* _Passagem citada_
Quisemos recordar a importância que tem na nossa vida salesiana “a fidelidade filial ao Sucessor de Pedro”, iluminando-a com algumas reflexões conciliares. Sublinhamos a atual novidade de estilo e tomamos consciência de dificuldades concretas que se advertem a respeito na sociedade secularizada. Tudo isso nos interpela e põe, de alguma maneira, em estado de alerta.

Os dois artigos constitucionais que relemos33 exprimem a dimensão eclesial do nosso “espírito” e do nosso “carisma”. O artigo 13 fala da adesão ao Papa como elemento vivo do “espí­rito salesiano”, ou seja, do nosso “estilo original de vida e de ação”.34 O espírito de Dom Bosco anima e inspira a nossa atividade concreta. E assim a fidelidade ao Papa não será para nós apenas uma atitude interior, mas deverá tornar-se tarefa apostó­lica. Com razão termina o artigo 13 dizendo: “Educamos os jovens cristãos a um autêntico sentido de Igreja e trabalhamos assidua­mente para que ele cresça”.

O artigo 125, por sua vez, fala da “Sociedade salesiana”, en­quanto tal. Considerando a sua atividade apostólica como uma participação na missão da Igreja, afirma que o nosso voto de obediência nos liga explicitamente à autoridade suprema do Papa e, por isso, “acolhemos com docilidade” o seu magistério. Tam­bém aqui, pela própria natureza da vocação salesiana, a obediên­cia e docilidade não se reduzem unicamente à vida interna das comunidades, mas se prolongam e transformam em tarefa apos­tólica. Com efeito, também este artigo termina dizendo: os sócios “ajudam os fiéis, especialmente os jovens, a aceitar os ensina­mentos” do magistério papal.

Por conseguinte, a nossa “devoção” ao Papa torna-se “tarefa”; convida-nos a verdadeiro empenho apostólico neste campo.

Como? Se olharmos para Dom Bosco, sentir-nos-emos estimu­lados e seremos orientados na realização dessa tarefa. Com sua mentalidade realista, ele a realizou como pastor e educador com os escritos, com o testemunho de vida, com a comunicação social, com a atividade educativa, com muitos empenhos apostólicos, com variadas intervenções, que também ultrapassavam os inte­resses imediatos da Congregação.

Permito-me aqui sugerir alguns aspectos práticos, nos quais as comunidades locais e as inspetorias deveriam sentir-se convi­dadas a programar iniciativas concretas a respeito.

Para melhor ressaltar tais sugestões, ponho em primeira linha a urgência de saber formular uma concreta e estimulante espiri­tualidade juvenil, um projeto evangélico que atraia os jovens, capaz de animar todas as nossas presenças e pôr em ação também um “movimento salesiano” inspirado nas opções pedagógico-pastorais de Dom Bosco.

* _Excerto da fonte_
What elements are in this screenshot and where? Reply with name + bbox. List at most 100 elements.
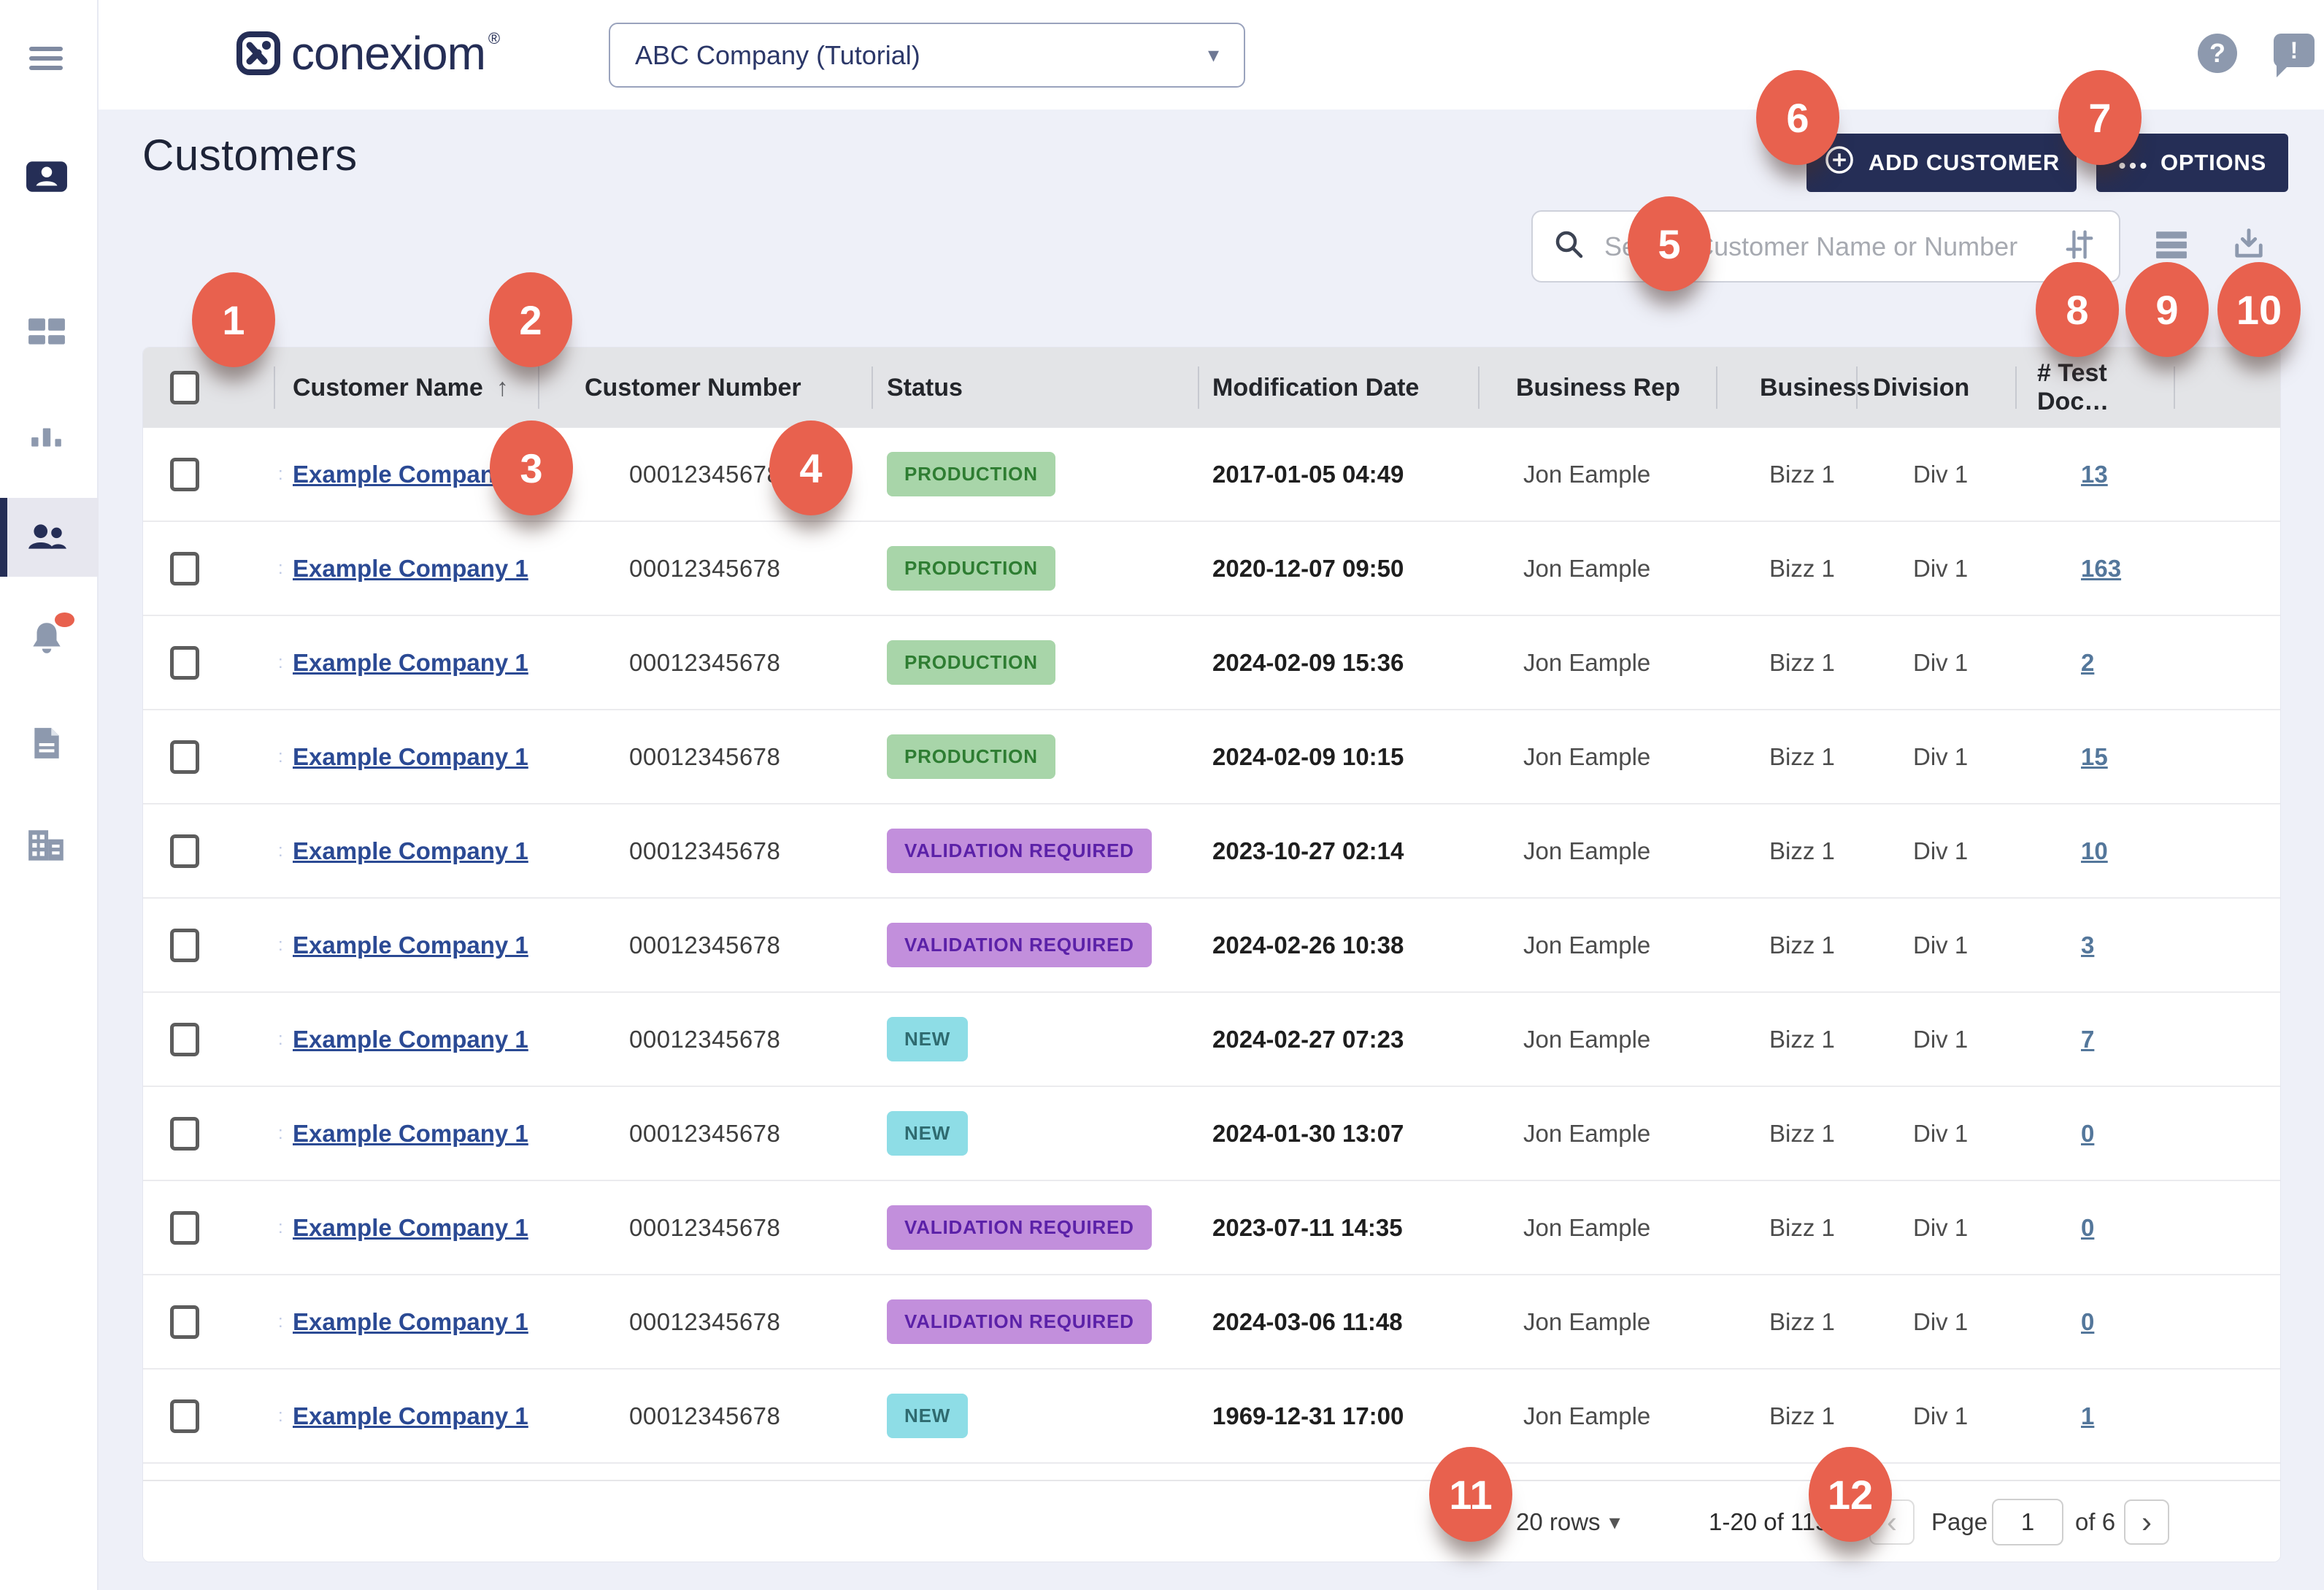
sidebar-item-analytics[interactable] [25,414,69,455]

* _Enunciado_
Transcreva sem alterações, do texto sobre a fidelidade salesiana ao Papa, o trecho que começa em "Quisemos recordar a" e segue até "estado de alerta.".

* _Resolução completa_
Quisemos recordar a importância que tem na nossa vida salesiana “a fidelidade filial ao Sucessor de Pedro”, iluminando-a com algumas reflexões conciliares. Sublinhamos a atual novidade de estilo e tomamos consciência de dificuldades concretas que se advertem a respeito na sociedade secularizada. Tudo isso nos interpela e põe, de alguma maneira, em estado de alerta.